_DATASET:_
____
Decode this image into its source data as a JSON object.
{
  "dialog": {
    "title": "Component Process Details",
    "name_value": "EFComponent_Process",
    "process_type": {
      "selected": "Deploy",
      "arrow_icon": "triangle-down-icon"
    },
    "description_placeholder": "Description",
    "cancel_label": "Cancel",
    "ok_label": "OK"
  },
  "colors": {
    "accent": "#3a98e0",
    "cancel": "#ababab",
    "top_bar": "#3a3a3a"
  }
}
____
_WRITTEN TASK:_ Print again each line of the listing above, exactly as it appears.

_FINAL RESULT:_
Decode this image into its source data as a JSON object.
{
  "dialog": {
    "title": "Component Process Details",
    "name_value": "EFComponent_Process",
    "process_type": {
      "selected": "Deploy",
      "arrow_icon": "triangle-down-icon"
    },
    "description_placeholder": "Description",
    "cancel_label": "Cancel",
    "ok_label": "OK"
  },
  "colors": {
    "accent": "#3a98e0",
    "cancel": "#ababab",
    "top_bar": "#3a3a3a"
  }
}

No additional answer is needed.